(Figure contents as structured data)
%%

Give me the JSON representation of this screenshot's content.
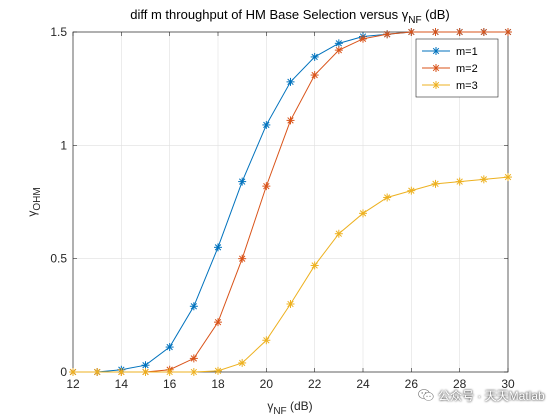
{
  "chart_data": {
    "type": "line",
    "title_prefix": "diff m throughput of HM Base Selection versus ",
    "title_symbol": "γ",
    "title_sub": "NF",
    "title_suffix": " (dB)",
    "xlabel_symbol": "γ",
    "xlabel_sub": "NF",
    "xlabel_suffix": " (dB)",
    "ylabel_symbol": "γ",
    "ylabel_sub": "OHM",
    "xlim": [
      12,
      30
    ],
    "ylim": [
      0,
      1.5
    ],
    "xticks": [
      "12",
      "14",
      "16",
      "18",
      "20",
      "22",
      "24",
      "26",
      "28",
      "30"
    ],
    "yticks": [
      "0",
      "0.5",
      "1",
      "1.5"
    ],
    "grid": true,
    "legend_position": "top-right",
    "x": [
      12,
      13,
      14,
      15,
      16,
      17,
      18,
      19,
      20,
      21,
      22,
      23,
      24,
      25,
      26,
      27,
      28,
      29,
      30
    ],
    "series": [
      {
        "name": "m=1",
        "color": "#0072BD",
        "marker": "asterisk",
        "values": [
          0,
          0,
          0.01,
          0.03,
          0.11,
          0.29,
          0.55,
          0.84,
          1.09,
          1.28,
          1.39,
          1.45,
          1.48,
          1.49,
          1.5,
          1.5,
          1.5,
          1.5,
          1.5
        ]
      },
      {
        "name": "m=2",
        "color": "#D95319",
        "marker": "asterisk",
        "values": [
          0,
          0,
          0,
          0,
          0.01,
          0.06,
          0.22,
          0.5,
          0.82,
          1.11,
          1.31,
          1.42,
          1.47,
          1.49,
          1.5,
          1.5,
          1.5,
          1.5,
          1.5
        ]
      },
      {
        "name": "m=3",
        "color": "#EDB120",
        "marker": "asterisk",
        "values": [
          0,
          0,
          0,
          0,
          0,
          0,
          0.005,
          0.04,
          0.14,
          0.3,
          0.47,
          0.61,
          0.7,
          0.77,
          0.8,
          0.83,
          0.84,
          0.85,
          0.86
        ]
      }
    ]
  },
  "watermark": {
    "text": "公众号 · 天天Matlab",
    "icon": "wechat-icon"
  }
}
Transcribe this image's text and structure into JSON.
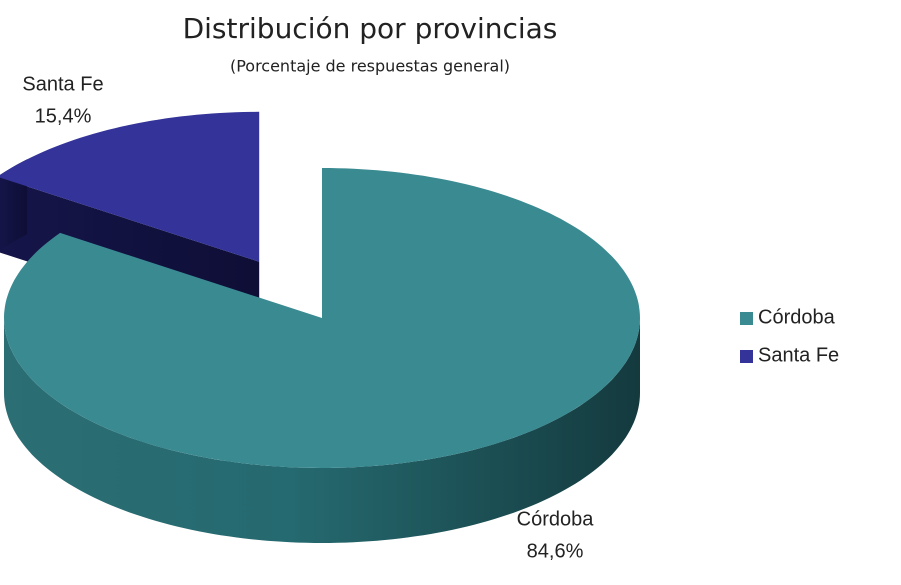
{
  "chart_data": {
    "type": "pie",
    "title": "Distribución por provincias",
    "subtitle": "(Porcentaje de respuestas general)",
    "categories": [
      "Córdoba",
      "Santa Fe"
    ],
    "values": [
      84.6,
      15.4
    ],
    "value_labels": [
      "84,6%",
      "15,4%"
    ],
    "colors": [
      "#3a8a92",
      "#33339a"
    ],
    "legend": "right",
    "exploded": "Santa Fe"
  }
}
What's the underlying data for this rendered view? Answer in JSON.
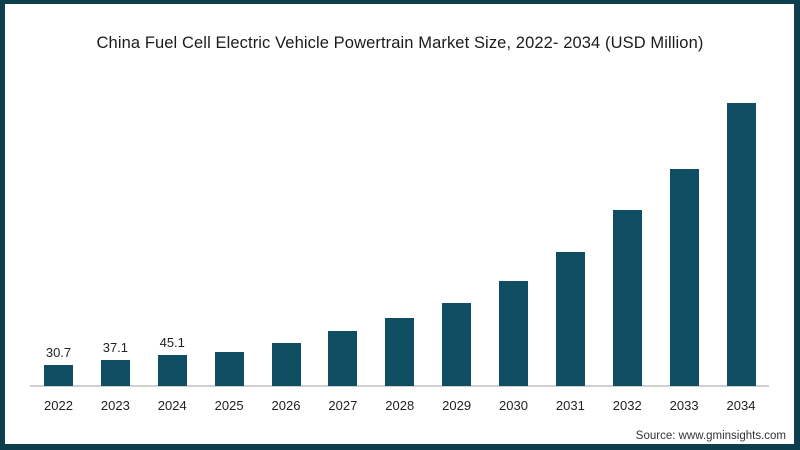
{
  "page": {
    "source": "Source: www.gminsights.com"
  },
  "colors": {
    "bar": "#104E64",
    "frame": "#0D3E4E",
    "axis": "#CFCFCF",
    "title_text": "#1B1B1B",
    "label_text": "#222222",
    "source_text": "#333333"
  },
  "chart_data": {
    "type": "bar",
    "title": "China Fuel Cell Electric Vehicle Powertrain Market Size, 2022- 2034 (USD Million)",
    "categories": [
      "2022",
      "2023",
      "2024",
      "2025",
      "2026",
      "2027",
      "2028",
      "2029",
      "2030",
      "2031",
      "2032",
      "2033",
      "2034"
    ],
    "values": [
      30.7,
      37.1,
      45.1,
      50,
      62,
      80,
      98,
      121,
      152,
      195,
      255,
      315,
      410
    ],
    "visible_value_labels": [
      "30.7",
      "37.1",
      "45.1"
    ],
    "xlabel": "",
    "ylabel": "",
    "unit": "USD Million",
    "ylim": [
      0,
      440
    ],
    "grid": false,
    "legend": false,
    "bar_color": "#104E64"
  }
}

%%

- [The exercise]
Produce an exact copy of only those lines that run from the line with "What's the underlying" to the final line of the records, including both; exclude images.

- [Result of this exercise]
What's the underlying data for this rendered view? Answer in JSON.
{
  "page": {
    "source": "Source: www.gminsights.com"
  },
  "colors": {
    "bar": "#104E64",
    "frame": "#0D3E4E",
    "axis": "#CFCFCF",
    "title_text": "#1B1B1B",
    "label_text": "#222222",
    "source_text": "#333333"
  },
  "chart_data": {
    "type": "bar",
    "title": "China Fuel Cell Electric Vehicle Powertrain Market Size, 2022- 2034 (USD Million)",
    "categories": [
      "2022",
      "2023",
      "2024",
      "2025",
      "2026",
      "2027",
      "2028",
      "2029",
      "2030",
      "2031",
      "2032",
      "2033",
      "2034"
    ],
    "values": [
      30.7,
      37.1,
      45.1,
      50,
      62,
      80,
      98,
      121,
      152,
      195,
      255,
      315,
      410
    ],
    "visible_value_labels": [
      "30.7",
      "37.1",
      "45.1"
    ],
    "xlabel": "",
    "ylabel": "",
    "unit": "USD Million",
    "ylim": [
      0,
      440
    ],
    "grid": false,
    "legend": false,
    "bar_color": "#104E64"
  }
}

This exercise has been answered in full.